◆ Given task: Look through the records below, and copy out every line that holds the string "wiedzy".

Stored items
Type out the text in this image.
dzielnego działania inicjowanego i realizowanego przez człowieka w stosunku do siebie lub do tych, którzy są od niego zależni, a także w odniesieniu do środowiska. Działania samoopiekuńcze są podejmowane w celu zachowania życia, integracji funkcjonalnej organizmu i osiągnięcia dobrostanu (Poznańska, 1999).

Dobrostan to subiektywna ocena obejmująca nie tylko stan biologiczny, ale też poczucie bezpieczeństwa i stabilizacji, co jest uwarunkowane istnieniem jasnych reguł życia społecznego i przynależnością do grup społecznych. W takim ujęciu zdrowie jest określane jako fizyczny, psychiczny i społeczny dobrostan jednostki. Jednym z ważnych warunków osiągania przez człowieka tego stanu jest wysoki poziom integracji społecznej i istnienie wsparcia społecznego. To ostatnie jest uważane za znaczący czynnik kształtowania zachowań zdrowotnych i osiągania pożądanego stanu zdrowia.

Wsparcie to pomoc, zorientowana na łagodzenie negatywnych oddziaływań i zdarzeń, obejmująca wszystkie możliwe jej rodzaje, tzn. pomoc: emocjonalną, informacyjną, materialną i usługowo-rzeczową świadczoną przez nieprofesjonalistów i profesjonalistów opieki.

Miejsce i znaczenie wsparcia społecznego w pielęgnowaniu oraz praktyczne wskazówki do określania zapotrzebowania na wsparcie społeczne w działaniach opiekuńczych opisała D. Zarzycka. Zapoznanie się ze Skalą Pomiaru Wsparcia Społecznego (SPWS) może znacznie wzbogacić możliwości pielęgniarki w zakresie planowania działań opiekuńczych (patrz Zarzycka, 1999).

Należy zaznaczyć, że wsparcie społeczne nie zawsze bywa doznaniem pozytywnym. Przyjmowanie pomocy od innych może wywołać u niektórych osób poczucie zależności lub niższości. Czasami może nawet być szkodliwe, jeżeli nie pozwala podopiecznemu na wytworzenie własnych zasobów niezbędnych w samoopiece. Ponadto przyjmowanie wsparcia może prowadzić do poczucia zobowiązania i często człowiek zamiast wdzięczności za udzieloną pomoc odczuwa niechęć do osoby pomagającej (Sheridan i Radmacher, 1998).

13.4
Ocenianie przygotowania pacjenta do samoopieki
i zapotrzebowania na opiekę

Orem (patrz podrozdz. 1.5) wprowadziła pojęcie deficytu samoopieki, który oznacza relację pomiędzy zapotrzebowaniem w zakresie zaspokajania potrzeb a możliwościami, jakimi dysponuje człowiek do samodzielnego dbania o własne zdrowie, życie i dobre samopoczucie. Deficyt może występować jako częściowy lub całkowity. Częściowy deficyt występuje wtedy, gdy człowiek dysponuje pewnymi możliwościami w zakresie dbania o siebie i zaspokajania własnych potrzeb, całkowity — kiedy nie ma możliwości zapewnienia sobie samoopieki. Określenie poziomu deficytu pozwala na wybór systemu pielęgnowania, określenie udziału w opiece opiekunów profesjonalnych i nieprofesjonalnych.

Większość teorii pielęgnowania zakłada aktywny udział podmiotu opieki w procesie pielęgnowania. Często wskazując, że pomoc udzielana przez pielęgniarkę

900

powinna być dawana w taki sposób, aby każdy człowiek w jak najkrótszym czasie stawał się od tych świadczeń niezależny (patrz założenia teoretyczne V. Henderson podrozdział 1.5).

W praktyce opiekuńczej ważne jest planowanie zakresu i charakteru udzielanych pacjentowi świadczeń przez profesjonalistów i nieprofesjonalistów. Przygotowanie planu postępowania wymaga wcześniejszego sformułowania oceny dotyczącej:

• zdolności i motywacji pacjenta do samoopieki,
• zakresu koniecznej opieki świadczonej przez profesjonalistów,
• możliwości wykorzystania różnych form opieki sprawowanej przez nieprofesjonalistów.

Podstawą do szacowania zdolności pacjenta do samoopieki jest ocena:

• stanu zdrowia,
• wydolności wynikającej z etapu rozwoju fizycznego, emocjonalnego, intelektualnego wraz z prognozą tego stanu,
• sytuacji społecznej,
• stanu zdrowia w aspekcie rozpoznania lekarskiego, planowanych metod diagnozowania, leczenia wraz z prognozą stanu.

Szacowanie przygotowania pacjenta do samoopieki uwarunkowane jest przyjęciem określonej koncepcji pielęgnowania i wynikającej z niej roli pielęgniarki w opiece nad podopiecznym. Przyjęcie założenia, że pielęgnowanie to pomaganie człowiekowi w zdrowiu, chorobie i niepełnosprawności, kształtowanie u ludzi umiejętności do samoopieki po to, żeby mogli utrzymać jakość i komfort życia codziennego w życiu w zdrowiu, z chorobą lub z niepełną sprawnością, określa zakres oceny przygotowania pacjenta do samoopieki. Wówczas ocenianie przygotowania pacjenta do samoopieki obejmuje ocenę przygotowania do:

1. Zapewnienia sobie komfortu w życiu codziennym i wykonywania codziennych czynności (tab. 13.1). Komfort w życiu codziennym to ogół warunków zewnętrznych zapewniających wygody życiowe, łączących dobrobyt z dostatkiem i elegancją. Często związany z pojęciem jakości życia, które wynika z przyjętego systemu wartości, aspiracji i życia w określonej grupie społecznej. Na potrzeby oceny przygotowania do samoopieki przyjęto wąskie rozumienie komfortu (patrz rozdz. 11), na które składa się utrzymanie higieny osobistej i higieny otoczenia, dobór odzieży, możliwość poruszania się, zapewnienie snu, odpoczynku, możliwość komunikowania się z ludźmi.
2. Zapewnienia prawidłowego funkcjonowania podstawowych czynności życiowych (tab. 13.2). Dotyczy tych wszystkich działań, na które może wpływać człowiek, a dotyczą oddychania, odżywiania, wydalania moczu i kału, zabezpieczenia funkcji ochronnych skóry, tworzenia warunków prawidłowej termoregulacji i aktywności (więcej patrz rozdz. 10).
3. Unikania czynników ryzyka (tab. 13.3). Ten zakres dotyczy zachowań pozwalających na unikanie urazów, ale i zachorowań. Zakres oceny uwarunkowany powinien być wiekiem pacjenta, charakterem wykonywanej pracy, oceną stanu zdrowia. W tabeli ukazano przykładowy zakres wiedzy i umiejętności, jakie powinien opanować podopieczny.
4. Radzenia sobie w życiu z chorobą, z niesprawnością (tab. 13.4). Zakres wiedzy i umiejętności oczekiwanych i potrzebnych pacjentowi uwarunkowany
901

◆ Solution to the exercise:
3. Unikania czynników ryzyka (tab. 13.3). Ten zakres dotyczy zachowań pozwalających na unikanie urazów, ale i zachorowań. Zakres oceny uwarunkowany powinien być wiekiem pacjenta, charakterem wykonywanej pracy, oceną stanu zdrowia. W tabeli ukazano przykładowy zakres wiedzy i umiejętności, jakie powinien opanować podopieczny.
4. Radzenia sobie w życiu z chorobą, z niesprawnością (tab. 13.4). Zakres wiedzy i umiejętności oczekiwanych i potrzebnych pacjentowi uwarunkowany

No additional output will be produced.